- _SHORT EXERCISE_:
Check each line of the listing below for the word "screenshot" and say how many lines have it. Nothing else should be written.

- _INFORMATION GIVEN_:
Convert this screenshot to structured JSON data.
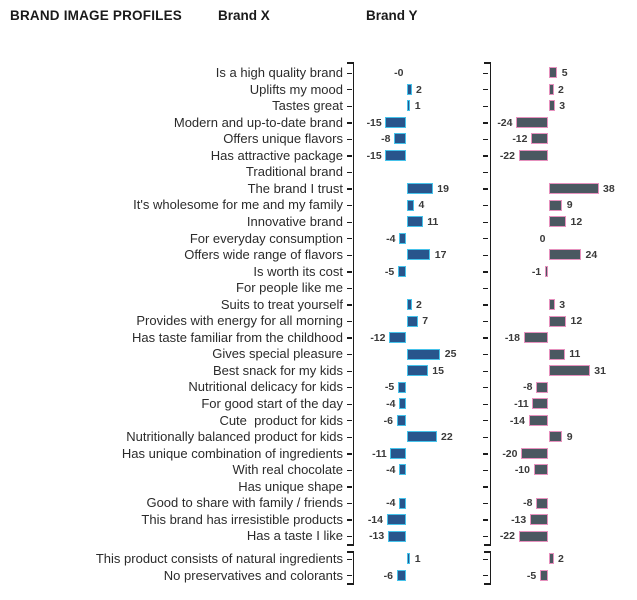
{
  "header": {
    "title": "BRAND IMAGE PROFILES",
    "brand_x": "Brand X",
    "brand_y": "Brand Y"
  },
  "colors": {
    "brand_x_fill": "#28558C",
    "brand_x_border": "#46C3EB",
    "brand_y_fill": "#4B5861",
    "brand_y_border": "#E691BE",
    "axis": "#1c1c1c",
    "value_text": "#3a3a3a",
    "label_text": "#2b2b2b"
  },
  "chart_data": {
    "type": "bar",
    "orientation": "horizontal",
    "title": "BRAND IMAGE PROFILES",
    "legend_entries": [
      "Brand X",
      "Brand Y"
    ],
    "value_labels": "shown at bar ends",
    "axis_style": "bracket with ticks, no numeric scale shown",
    "sections": [
      {
        "name": "main",
        "categories": [
          "Is a high quality brand",
          "Uplifts my mood",
          "Tastes great",
          "Modern and up-to-date brand",
          "Offers unique flavors",
          "Has attractive package",
          "Traditional brand",
          "The brand I trust",
          "It's wholesome for me and my family",
          "Innovative brand",
          "For everyday consumption",
          "Offers wide range of flavors",
          "Is worth its cost",
          "For people like me",
          "Suits to treat yourself",
          "Provides with energy for all morning",
          "Has taste familiar from the childhood",
          "Gives special pleasure",
          "Best snack for my kids",
          "Nutritional delicacy for kids",
          "For good start of the day",
          "Cute  product for kids",
          "Nutritionally balanced product for kids",
          "Has unique combination of ingredients",
          "With real chocolate",
          "Has unique shape",
          "Good to share with family / friends",
          "This brand has irresistible products",
          "Has a taste I like"
        ],
        "series": [
          {
            "name": "Brand X",
            "values": [
              "-0",
              "2",
              "1",
              "-15",
              "-8",
              "-15",
              null,
              "19",
              "4",
              "11",
              "-4",
              "17",
              "-5",
              null,
              "2",
              "7",
              "-12",
              "25",
              "15",
              "-5",
              "-4",
              "-6",
              "22",
              "-11",
              "-4",
              null,
              "-4",
              "-14",
              "-13"
            ]
          },
          {
            "name": "Brand Y",
            "values": [
              "5",
              "2",
              "3",
              "-24",
              "-12",
              "-22",
              null,
              "38",
              "9",
              "12",
              "0",
              "24",
              "-1",
              null,
              "3",
              "12",
              "-18",
              "11",
              "31",
              "-8",
              "-11",
              "-14",
              "9",
              "-20",
              "-10",
              null,
              "-8",
              "-13",
              "-22"
            ]
          }
        ]
      },
      {
        "name": "footer",
        "categories": [
          "This product consists of natural ingredients",
          "No preservatives and colorants"
        ],
        "series": [
          {
            "name": "Brand X",
            "values": [
              "1",
              "-6"
            ]
          },
          {
            "name": "Brand Y",
            "values": [
              "2",
              "-5"
            ]
          }
        ]
      }
    ]
  }
}
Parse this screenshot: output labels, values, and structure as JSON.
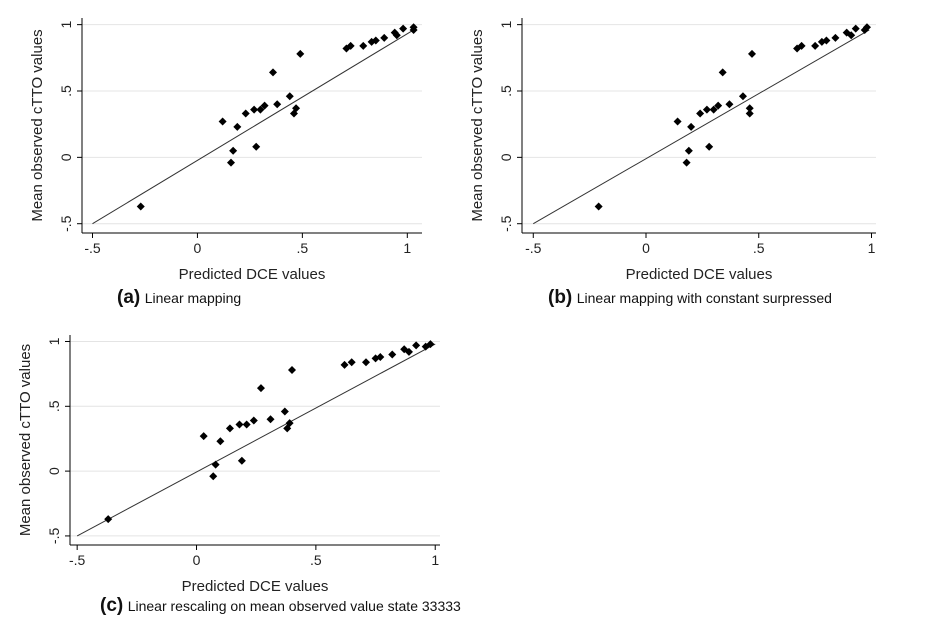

- _OUTPUT OF THE TASK_:
2